Une technique qui fait peur

La scène se passe en 2019, lors du congrès national d’Hypnose et de thérapies brèves à Clermont-Ferrand. Il s’agit d’une démonstration de la principale forme d’hypnose pratiquée aujourd’hui, dite « Ericksonienne ». Cette référence à un « inconscient bienveillant », sorte d’auxiliaire qui apporte des solutions à nos problèmes et qu’il faut remercier en fin de séance, n’est pas sans évoquer, certes d’une façon plus laïque, la notion de dieu qui guérit, tout droit sortie des profondeurs de l’histoire.

De fait, l’hypnose, telle qu’elle est pratiquée aujourd’hui, comprend un certain nombre d’éléments ésotériques, introduits il y a près d’un siècle et qui ne correspondent plus à la compréhension actuelle du fonctionnement de l’esprit et du cerveau. C’est ce qui a conduit de nombreux scientifiques, en particulier aux États-Unis, à s’en désintéresser. En outre, le mot est devenu un peu effrayant : de nombreux clients refusent cette technique, car ils ont l’image, tout droit sortie du music-hall, d’un hypnotiseur qui les dominerait et les manipulerait…

Depuis le début des années 2000, un travail de réflexion et de recherches, inspiré notamment par des échanges et des collaborations avec plusieurs neuroscientifiques éminents, comme les professeurs au Collège de France Alain Berthoz, Jean-Pierre Changeux et Stanislas Dehaene. « Cela a conduits à proposer une nouvelle version de l’hypnose, plus en accord avec les découvertes des neurosciences – une “neurohypnose”, en quelque sorte. Elle a été dénommée “Techniques d’activation de conscience”, ou TAC » . L’acte de naissance officiel date de 2015, année où a été fondé le Collège international de techniques d’activation de conscience (Citac), qui vise à développer et promouvoir cette technique, ainsi qu’à soutenir les recherches sur son efficacité.

### DONNÉES FOURNIES:
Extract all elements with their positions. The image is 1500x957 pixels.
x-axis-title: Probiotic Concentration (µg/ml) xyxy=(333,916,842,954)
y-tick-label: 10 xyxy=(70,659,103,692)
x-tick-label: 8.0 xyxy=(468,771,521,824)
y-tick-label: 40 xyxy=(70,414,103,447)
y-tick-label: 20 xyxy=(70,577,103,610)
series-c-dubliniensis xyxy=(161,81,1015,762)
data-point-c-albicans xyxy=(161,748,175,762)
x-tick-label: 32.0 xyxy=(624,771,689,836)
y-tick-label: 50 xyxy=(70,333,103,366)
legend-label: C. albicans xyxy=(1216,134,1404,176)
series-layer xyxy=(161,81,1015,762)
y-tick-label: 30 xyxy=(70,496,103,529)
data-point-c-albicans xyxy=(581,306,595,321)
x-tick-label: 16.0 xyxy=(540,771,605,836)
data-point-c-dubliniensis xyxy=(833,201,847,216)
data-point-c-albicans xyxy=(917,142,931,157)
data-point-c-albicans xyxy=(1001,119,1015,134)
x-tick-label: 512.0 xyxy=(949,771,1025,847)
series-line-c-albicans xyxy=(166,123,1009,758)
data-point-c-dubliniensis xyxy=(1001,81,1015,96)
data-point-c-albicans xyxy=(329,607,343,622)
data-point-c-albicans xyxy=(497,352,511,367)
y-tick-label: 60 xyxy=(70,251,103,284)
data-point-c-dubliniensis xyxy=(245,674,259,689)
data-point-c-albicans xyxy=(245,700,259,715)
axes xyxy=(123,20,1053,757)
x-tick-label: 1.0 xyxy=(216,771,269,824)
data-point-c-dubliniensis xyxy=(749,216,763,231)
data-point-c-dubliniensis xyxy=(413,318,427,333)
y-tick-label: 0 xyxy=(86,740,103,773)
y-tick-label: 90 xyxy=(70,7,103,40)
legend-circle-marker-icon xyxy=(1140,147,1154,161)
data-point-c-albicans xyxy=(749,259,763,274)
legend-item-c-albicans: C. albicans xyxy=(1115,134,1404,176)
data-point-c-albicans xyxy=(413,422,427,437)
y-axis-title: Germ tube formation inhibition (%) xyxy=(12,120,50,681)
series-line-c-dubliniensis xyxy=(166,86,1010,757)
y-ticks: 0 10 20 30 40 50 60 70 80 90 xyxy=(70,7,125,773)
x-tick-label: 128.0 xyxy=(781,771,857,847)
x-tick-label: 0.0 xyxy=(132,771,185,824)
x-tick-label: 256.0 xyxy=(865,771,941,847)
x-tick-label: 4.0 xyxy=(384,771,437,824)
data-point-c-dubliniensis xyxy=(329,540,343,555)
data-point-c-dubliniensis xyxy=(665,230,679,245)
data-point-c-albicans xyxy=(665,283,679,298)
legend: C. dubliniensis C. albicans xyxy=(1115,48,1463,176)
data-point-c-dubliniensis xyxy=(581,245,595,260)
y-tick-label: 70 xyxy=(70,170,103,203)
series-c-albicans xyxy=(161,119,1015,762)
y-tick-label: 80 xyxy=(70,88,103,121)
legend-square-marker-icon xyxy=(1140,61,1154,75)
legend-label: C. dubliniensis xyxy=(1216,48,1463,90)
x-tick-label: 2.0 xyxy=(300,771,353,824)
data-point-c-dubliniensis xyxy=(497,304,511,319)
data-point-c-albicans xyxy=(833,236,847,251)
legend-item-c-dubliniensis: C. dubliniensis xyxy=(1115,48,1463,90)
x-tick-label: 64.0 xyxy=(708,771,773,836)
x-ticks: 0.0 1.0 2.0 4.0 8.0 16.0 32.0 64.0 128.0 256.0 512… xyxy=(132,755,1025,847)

### CONSIGNES DE L'EXERCICE:
[A] Condensez sous forme de liste le paragraphe du texte sur l'hypnose qui commence par « De fait, l'hypnose », en conservant ses faits principaux.
[B] Modifiez le texte sur l'hypnose : recopiez tout ce qui va de « La scène se » jusqu'à « profondeurs de l’histoire. », en remplaçant « congrès » par « colloque ».

### CORRIGÉ DES EXERCICES:
[A]
- L'hypnose pratiquée aujourd'hui contient des éléments ésotériques introduits il y a près d'un siècle, qui ne correspondent plus à la compréhension actuelle de l'esprit et du cerveau.
- C'est pourquoi de nombreux scientifiques, en particulier aux États-Unis, s'en sont désintéressés.
- Le mot est devenu un peu effrayant : beaucoup de clients refusent la technique à cause de l'image, venue du music-hall, d'un hypnotiseur qui les dominerait et les manipulerait.

[B]
La scène se passe en 2019, lors du colloque national d’Hypnose et de thérapies brèves à Clermont-Ferrand. Il s’agit d’une démonstration de la principale forme d’hypnose pratiquée aujourd’hui, dite « Ericksonienne ». Cette référence à un « inconscient bienveillant », sorte d’auxiliaire qui apporte des solutions à nos problèmes et qu’il faut remercier en fin de séance, n’est pas sans évoquer, certes d’une façon plus laïque, la notion de dieu qui guérit, tout droit sortie des profondeurs de l’histoire.